DATA SHOWN ▸

— Start —

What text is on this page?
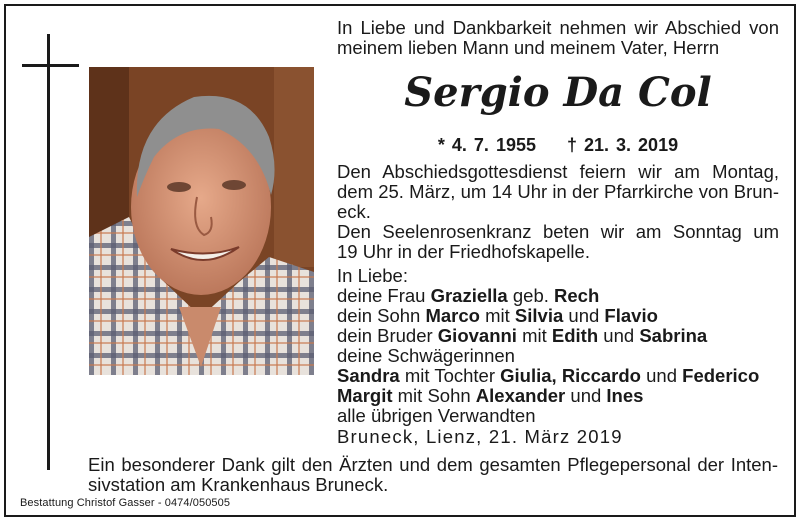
In Liebe und Dankbarkeit nehmen wir Abschied von
meinem lieben Mann und meinem Vater, Herrn
Sergio Da Col
* 4. 7. 1955 † 21. 3. 2019
Den Abschiedsgottesdienst feiern wir am Montag,
dem 25. März, um 14 Uhr in der Pfarrkirche von Brun-
eck.
Den Seelenrosenkranz beten wir am Sonntag um
19 Uhr in der Friedhofskapelle.
In Liebe:
deine Frau Graziella geb. Rech
dein Sohn Marco mit Silvia und Flavio
dein Bruder Giovanni mit Edith und Sabrina
deine Schwägerinnen
Sandra mit Tochter Giulia, Riccardo und Federico
Margit mit Sohn Alexander und Ines
alle übrigen Verwandten
Bruneck, Lienz, 21. März 2019
Ein besonderer Dank gilt den Ärzten und dem gesamten Pflegepersonal der Inten-
sivstation am Krankenhaus Bruneck.
Bestattung Christof Gasser - 0474/050505
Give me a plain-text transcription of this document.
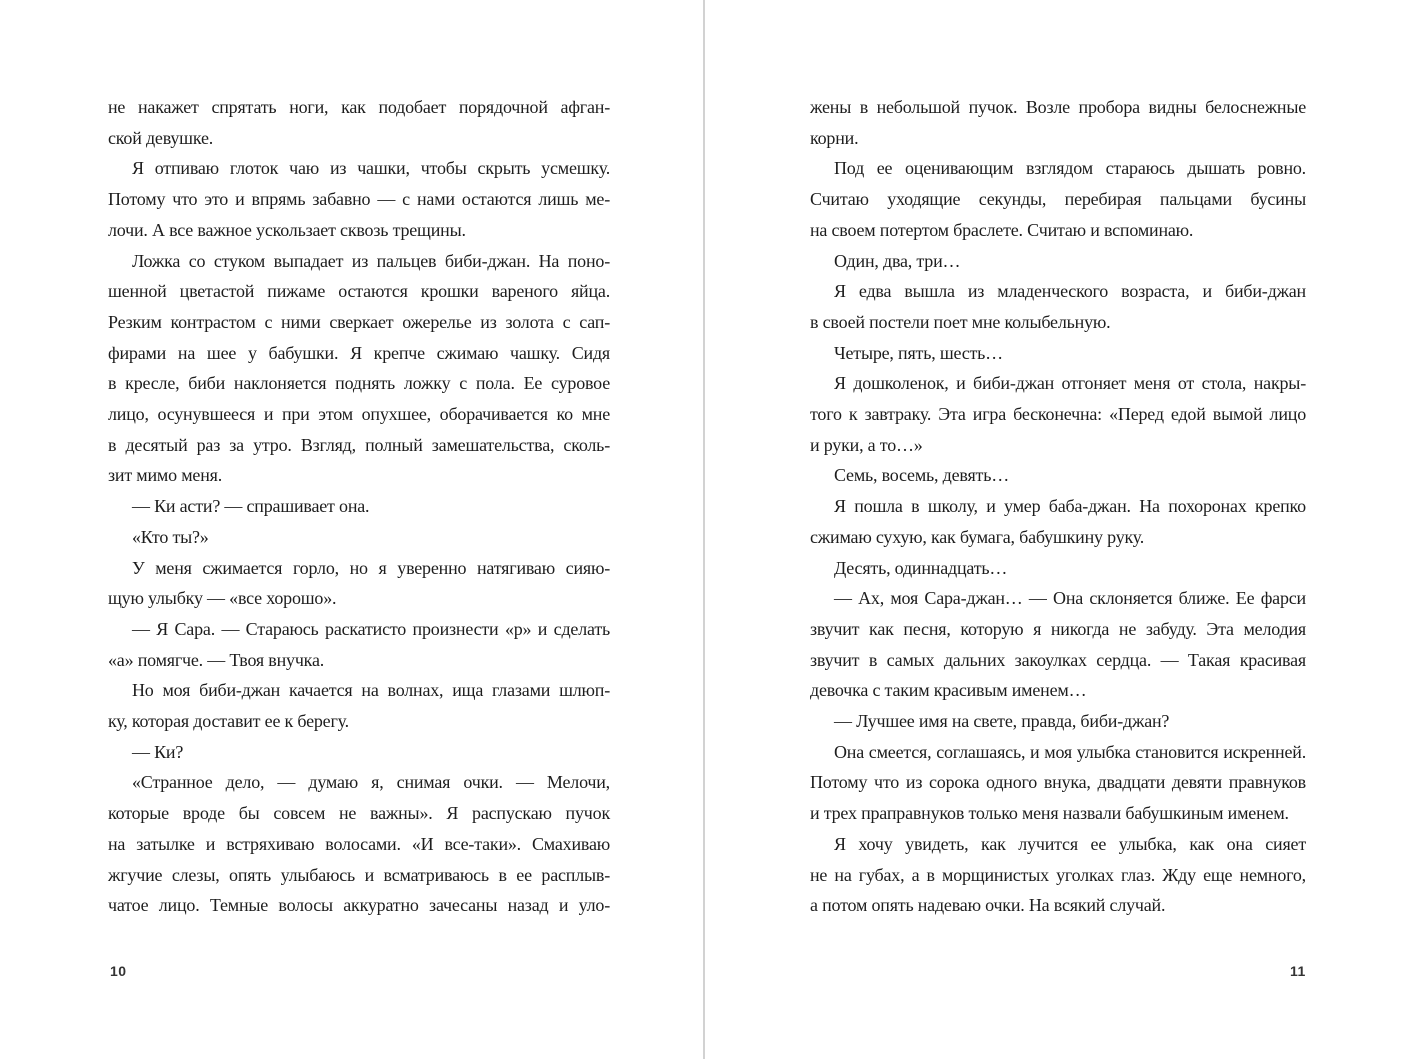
не накажет спрятать ноги, как подобает порядочной афган-
ской девушке.
Я отпиваю глоток чаю из чашки, чтобы скрыть усмешку.
Потому что это и впрямь забавно — с нами остаются лишь ме-
лочи. А все важное ускользает сквозь трещины.
Ложка со стуком выпадает из пальцев биби-джан. На поно-
шенной цветастой пижаме остаются крошки вареного яйца.
Резким контрастом с ними сверкает ожерелье из золота с сап-
фирами на шее у бабушки. Я крепче сжимаю чашку. Сидя
в кресле, биби наклоняется поднять ложку с пола. Ее суровое
лицо, осунувшееся и при этом опухшее, оборачивается ко мне
в десятый раз за утро. Взгляд, полный замешательства, сколь-
зит мимо меня.
— Ки асти? — спрашивает она.
«Кто ты?»
У меня сжимается горло, но я уверенно натягиваю сияю-
щую улыбку — «все хорошо».
— Я Сара. — Стараюсь раскатисто произнести «р» и сделать
«а» помягче. — Твоя внучка.
Но моя биби-джан качается на волнах, ища глазами шлюп-
ку, которая доставит ее к берегу.
— Ки?
«Странное дело, — думаю я, снимая очки. — Мелочи,
которые вроде бы совсем не важны». Я распускаю пучок
на затылке и встряхиваю волосами. «И все-таки». Смахиваю
жгучие слезы, опять улыбаюсь и всматриваюсь в ее расплыв-
чатое лицо. Темные волосы аккуратно зачесаны назад и уло-
жены в небольшой пучок. Возле пробора видны белоснежные
корни.
Под ее оценивающим взглядом стараюсь дышать ровно.
Считаю уходящие секунды, перебирая пальцами бусины
на своем потертом браслете. Считаю и вспоминаю.
Один, два, три…
Я едва вышла из младенческого возраста, и биби-джан
в своей постели поет мне колыбельную.
Четыре, пять, шесть…
Я дошколенок, и биби-джан отгоняет меня от стола, накры-
того к завтраку. Эта игра бесконечна: «Перед едой вымой лицо
и руки, а то…»
Семь, восемь, девять…
Я пошла в школу, и умер баба-джан. На похоронах крепко
сжимаю сухую, как бумага, бабушкину руку.
Десять, одиннадцать…
— Ах, моя Сара-джан… — Она склоняется ближе. Ее фарси
звучит как песня, которую я никогда не забуду. Эта мелодия
звучит в самых дальних закоулках сердца. — Такая красивая
девочка с таким красивым именем…
— Лучшее имя на свете, правда, биби-джан?
Она смеется, соглашаясь, и моя улыбка становится искренней.
Потому что из сорока одного внука, двадцати девяти правнуков
и трех праправнуков только меня назвали бабушкиным именем.
Я хочу увидеть, как лучится ее улыбка, как она сияет
не на губах, а в морщинистых уголках глаз. Жду еще немного,
а потом опять надеваю очки. На всякий случай.
10	11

— End —

WHAT TO DO ▸ Print out the material word for word, omitting the pictures.

COMPLETED TASK ▸
What text is on this page?
In Liebe und Dankbarkeit nehmen wir Abschied von
meinem lieben Mann und meinem Vater, Herrn
Sergio Da Col
* 4. 7. 1955 † 21. 3. 2019
Den Abschiedsgottesdienst feiern wir am Montag,
dem 25. März, um 14 Uhr in der Pfarrkirche von Brun-
eck.
Den Seelenrosenkranz beten wir am Sonntag um
19 Uhr in der Friedhofskapelle.
In Liebe:
deine Frau Graziella geb. Rech
dein Sohn Marco mit Silvia und Flavio
dein Bruder Giovanni mit Edith und Sabrina
deine Schwägerinnen
Sandra mit Tochter Giulia, Riccardo und Federico
Margit mit Sohn Alexander und Ines
alle übrigen Verwandten
Bruneck, Lienz, 21. März 2019
Ein besonderer Dank gilt den Ärzten und dem gesamten Pflegepersonal der Inten-
sivstation am Krankenhaus Bruneck.
Bestattung Christof Gasser - 0474/050505
Give me a plain-text transcription of this document.
не накажет спрятать ноги, как подобает порядочной афган-
ской девушке.
Я отпиваю глоток чаю из чашки, чтобы скрыть усмешку.
Потому что это и впрямь забавно — с нами остаются лишь ме-
лочи. А все важное ускользает сквозь трещины.
Ложка со стуком выпадает из пальцев биби-джан. На поно-
шенной цветастой пижаме остаются крошки вареного яйца.
Резким контрастом с ними сверкает ожерелье из золота с сап-
фирами на шее у бабушки. Я крепче сжимаю чашку. Сидя
в кресле, биби наклоняется поднять ложку с пола. Ее суровое
лицо, осунувшееся и при этом опухшее, оборачивается ко мне
в десятый раз за утро. Взгляд, полный замешательства, сколь-
зит мимо меня.
— Ки асти? — спрашивает она.
«Кто ты?»
У меня сжимается горло, но я уверенно натягиваю сияю-
щую улыбку — «все хорошо».
— Я Сара. — Стараюсь раскатисто произнести «р» и сделать
«а» помягче. — Твоя внучка.
Но моя биби-джан качается на волнах, ища глазами шлюп-
ку, которая доставит ее к берегу.
— Ки?
«Странное дело, — думаю я, снимая очки. — Мелочи,
которые вроде бы совсем не важны». Я распускаю пучок
на затылке и встряхиваю волосами. «И все-таки». Смахиваю
жгучие слезы, опять улыбаюсь и всматриваюсь в ее расплыв-
чатое лицо. Темные волосы аккуратно зачесаны назад и уло-
жены в небольшой пучок. Возле пробора видны белоснежные
корни.
Под ее оценивающим взглядом стараюсь дышать ровно.
Считаю уходящие секунды, перебирая пальцами бусины
на своем потертом браслете. Считаю и вспоминаю.
Один, два, три…
Я едва вышла из младенческого возраста, и биби-джан
в своей постели поет мне колыбельную.
Четыре, пять, шесть…
Я дошколенок, и биби-джан отгоняет меня от стола, накры-
того к завтраку. Эта игра бесконечна: «Перед едой вымой лицо
и руки, а то…»
Семь, восемь, девять…
Я пошла в школу, и умер баба-джан. На похоронах крепко
сжимаю сухую, как бумага, бабушкину руку.
Десять, одиннадцать…
— Ах, моя Сара-джан… — Она склоняется ближе. Ее фарси
звучит как песня, которую я никогда не забуду. Эта мелодия
звучит в самых дальних закоулках сердца. — Такая красивая
девочка с таким красивым именем…
— Лучшее имя на свете, правда, биби-джан?
Она смеется, соглашаясь, и моя улыбка становится искренней.
Потому что из сорока одного внука, двадцати девяти правнуков
и трех праправнуков только меня назвали бабушкиным именем.
Я хочу увидеть, как лучится ее улыбка, как она сияет
не на губах, а в морщинистых уголках глаз. Жду еще немного,
а потом опять надеваю очки. На всякий случай.
10	11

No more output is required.